* _Instructions for the task_
Where a line contains the word "Gewerbegebiet", copy that line.

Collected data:

— begin —

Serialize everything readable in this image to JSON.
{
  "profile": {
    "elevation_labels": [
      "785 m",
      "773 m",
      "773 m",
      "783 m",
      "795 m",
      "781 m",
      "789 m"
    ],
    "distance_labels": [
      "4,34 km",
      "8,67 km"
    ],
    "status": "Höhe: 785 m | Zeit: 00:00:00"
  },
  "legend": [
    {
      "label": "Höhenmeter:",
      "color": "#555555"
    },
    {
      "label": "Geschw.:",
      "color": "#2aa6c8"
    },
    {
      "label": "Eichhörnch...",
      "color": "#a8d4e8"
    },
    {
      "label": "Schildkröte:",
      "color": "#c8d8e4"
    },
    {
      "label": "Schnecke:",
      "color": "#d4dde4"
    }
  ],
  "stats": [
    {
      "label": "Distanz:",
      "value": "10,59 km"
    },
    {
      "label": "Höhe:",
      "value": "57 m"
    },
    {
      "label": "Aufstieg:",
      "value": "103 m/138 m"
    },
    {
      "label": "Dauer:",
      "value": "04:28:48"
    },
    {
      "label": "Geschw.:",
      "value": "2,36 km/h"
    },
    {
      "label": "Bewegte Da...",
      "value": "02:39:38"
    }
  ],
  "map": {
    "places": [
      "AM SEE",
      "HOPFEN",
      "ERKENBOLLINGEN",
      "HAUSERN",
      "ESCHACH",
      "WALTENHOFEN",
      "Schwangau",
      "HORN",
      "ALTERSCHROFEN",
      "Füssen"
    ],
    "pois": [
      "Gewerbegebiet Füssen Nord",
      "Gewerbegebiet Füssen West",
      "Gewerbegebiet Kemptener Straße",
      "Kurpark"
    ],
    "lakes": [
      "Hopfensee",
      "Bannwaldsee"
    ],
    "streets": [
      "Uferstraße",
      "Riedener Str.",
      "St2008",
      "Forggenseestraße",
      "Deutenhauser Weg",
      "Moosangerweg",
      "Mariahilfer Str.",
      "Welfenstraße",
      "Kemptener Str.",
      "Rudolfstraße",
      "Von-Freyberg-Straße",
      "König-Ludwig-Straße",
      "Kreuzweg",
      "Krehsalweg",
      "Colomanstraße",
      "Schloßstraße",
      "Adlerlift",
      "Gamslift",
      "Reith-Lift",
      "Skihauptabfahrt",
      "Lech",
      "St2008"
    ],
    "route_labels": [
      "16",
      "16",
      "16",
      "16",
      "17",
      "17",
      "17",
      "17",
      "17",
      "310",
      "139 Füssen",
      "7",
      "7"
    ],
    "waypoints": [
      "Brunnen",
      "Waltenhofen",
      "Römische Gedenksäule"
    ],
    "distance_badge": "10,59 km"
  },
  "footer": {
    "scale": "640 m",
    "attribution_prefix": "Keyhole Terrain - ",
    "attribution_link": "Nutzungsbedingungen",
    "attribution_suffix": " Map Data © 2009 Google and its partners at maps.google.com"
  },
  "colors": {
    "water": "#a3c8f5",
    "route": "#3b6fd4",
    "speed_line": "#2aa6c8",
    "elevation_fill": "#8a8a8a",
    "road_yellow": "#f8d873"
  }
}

— end —

* _Answer to this problem_
      "Gewerbegebiet Füssen Nord",
      "Gewerbegebiet Füssen West",
      "Gewerbegebiet Kemptener Straße",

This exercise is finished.